** begin ENTRIES **

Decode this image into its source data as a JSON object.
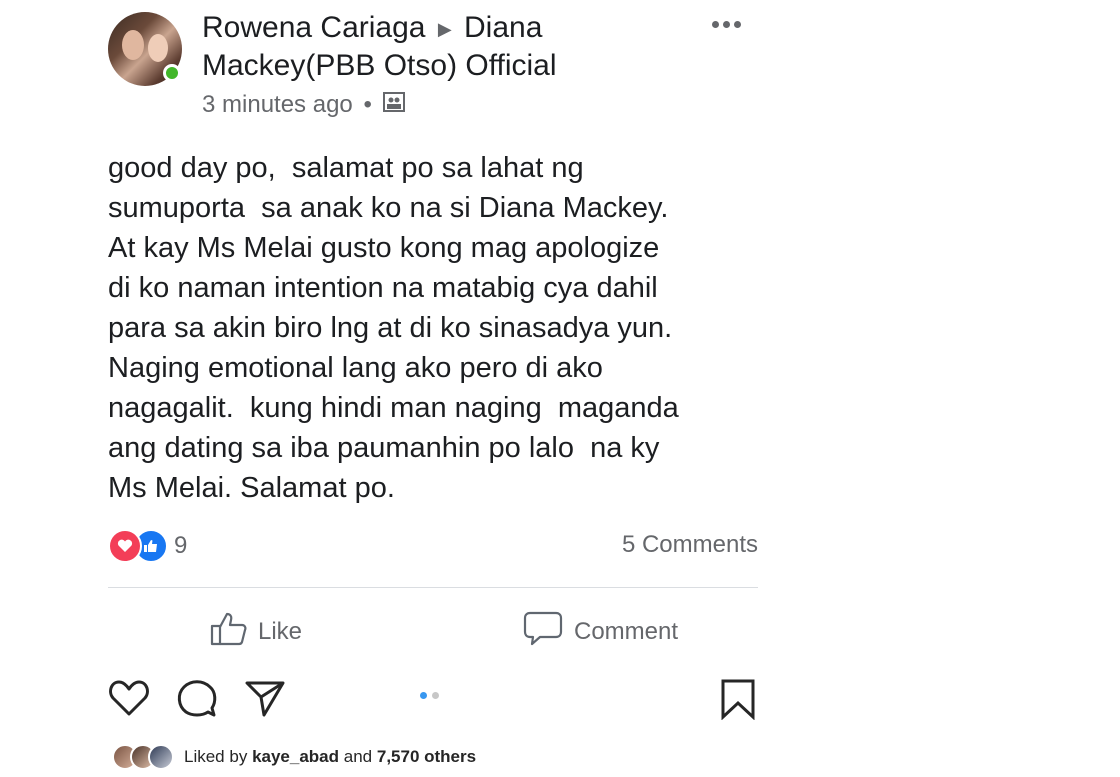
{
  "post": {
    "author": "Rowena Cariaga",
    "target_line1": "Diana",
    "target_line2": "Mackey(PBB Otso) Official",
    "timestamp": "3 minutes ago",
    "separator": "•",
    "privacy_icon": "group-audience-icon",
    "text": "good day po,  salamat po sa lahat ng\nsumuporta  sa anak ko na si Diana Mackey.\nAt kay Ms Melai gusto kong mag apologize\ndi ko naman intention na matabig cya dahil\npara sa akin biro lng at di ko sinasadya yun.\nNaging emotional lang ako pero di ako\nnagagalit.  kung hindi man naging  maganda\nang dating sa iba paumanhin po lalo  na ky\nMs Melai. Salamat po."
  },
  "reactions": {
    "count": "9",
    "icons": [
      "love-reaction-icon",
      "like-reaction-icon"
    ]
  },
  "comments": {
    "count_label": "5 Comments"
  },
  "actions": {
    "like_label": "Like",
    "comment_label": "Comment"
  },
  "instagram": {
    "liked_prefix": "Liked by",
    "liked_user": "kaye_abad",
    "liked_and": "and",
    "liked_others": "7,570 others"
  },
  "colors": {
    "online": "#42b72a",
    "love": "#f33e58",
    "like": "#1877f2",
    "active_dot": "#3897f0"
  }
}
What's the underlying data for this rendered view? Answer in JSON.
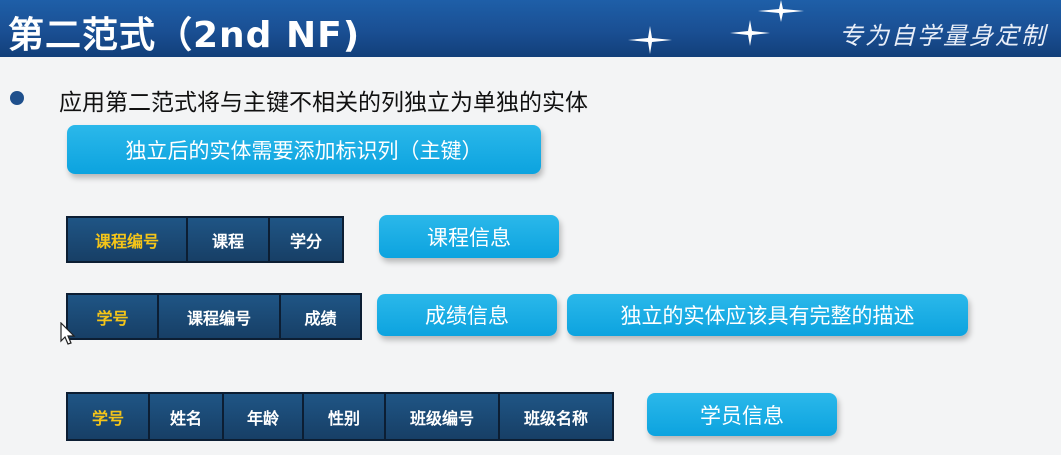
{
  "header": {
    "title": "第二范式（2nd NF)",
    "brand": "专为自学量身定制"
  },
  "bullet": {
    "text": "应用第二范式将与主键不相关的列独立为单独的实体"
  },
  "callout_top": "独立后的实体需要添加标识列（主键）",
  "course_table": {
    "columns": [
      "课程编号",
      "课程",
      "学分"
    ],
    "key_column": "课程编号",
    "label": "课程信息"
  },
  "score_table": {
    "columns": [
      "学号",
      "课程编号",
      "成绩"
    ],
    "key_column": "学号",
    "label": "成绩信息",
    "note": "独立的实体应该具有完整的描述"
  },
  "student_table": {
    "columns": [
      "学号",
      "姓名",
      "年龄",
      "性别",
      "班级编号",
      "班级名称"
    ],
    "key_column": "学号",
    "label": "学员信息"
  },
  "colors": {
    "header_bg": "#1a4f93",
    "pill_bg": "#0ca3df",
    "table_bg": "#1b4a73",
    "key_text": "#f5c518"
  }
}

** end ENTRIES **
** begin ENTRIES **

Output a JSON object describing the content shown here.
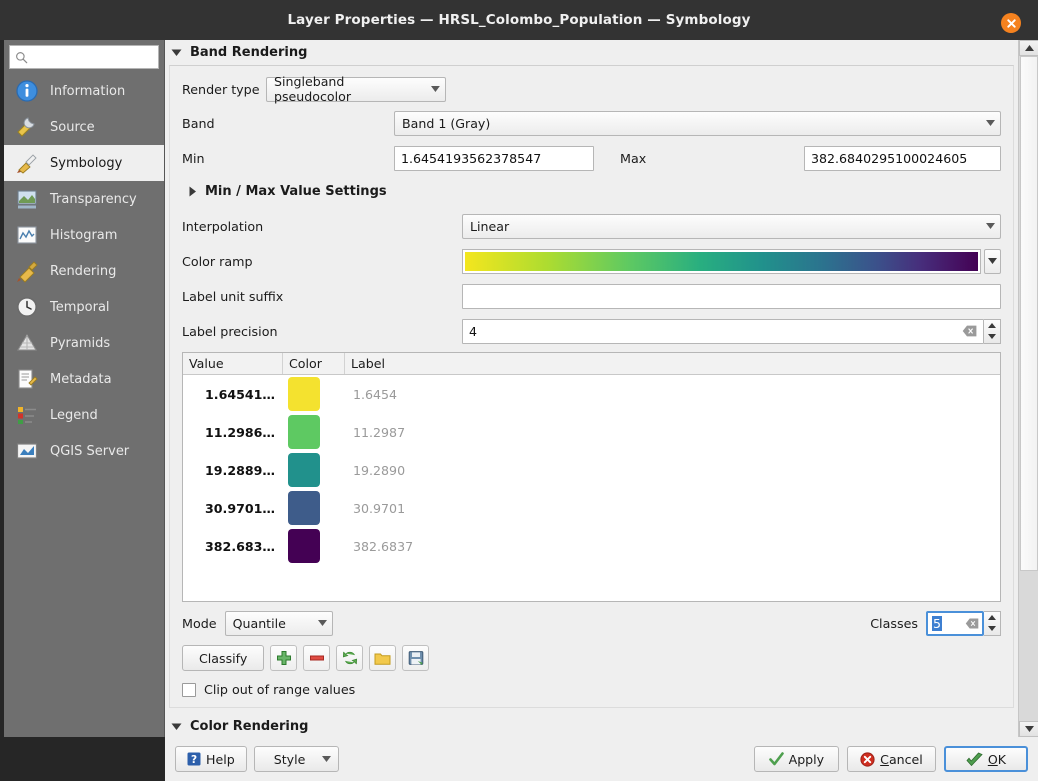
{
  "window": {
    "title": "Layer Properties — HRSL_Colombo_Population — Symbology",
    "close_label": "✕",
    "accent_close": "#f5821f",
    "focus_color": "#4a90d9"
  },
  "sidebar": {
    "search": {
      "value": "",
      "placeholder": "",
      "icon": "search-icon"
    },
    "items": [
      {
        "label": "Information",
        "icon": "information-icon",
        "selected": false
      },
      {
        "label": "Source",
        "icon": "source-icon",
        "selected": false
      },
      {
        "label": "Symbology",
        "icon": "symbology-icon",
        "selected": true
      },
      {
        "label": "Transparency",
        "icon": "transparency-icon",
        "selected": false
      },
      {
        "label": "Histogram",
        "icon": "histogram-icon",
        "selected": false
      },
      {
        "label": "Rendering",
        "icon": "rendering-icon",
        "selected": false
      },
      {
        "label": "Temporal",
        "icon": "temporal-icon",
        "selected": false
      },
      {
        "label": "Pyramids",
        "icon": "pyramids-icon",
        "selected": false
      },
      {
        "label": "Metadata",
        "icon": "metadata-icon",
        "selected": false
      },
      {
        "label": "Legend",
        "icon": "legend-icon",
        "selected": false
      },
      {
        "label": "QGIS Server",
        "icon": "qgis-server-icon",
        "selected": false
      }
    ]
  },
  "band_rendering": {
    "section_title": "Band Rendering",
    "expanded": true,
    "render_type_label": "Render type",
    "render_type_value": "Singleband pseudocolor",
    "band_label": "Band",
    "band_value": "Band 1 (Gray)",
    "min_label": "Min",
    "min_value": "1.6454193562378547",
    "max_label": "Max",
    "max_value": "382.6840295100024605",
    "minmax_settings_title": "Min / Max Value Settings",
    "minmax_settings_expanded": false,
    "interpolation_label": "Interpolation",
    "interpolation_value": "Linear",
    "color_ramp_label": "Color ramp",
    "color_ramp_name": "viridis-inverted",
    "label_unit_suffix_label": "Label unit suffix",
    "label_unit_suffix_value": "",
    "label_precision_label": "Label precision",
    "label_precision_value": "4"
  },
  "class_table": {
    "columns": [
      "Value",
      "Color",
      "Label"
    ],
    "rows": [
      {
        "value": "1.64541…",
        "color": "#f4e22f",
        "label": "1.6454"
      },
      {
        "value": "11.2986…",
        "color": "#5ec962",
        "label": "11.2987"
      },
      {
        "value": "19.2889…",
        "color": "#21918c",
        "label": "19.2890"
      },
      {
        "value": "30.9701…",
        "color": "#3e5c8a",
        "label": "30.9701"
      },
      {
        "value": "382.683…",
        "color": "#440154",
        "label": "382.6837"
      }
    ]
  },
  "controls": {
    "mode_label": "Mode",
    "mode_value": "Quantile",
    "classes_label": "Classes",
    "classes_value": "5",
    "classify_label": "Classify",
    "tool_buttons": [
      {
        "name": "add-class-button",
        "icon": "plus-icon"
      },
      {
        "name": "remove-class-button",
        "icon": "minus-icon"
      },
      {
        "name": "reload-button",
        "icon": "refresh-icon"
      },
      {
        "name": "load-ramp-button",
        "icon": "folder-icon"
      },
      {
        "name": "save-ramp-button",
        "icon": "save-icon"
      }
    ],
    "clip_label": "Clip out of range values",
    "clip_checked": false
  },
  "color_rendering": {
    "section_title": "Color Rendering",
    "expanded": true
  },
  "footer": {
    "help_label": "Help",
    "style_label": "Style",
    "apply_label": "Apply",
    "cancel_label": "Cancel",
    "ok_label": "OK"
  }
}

** end ENTRIES **

# SET PROBLEM:
Give the number of lines in the listing above that hold the string "true", with nothing else.

# PROBLEM SOLUTION:
3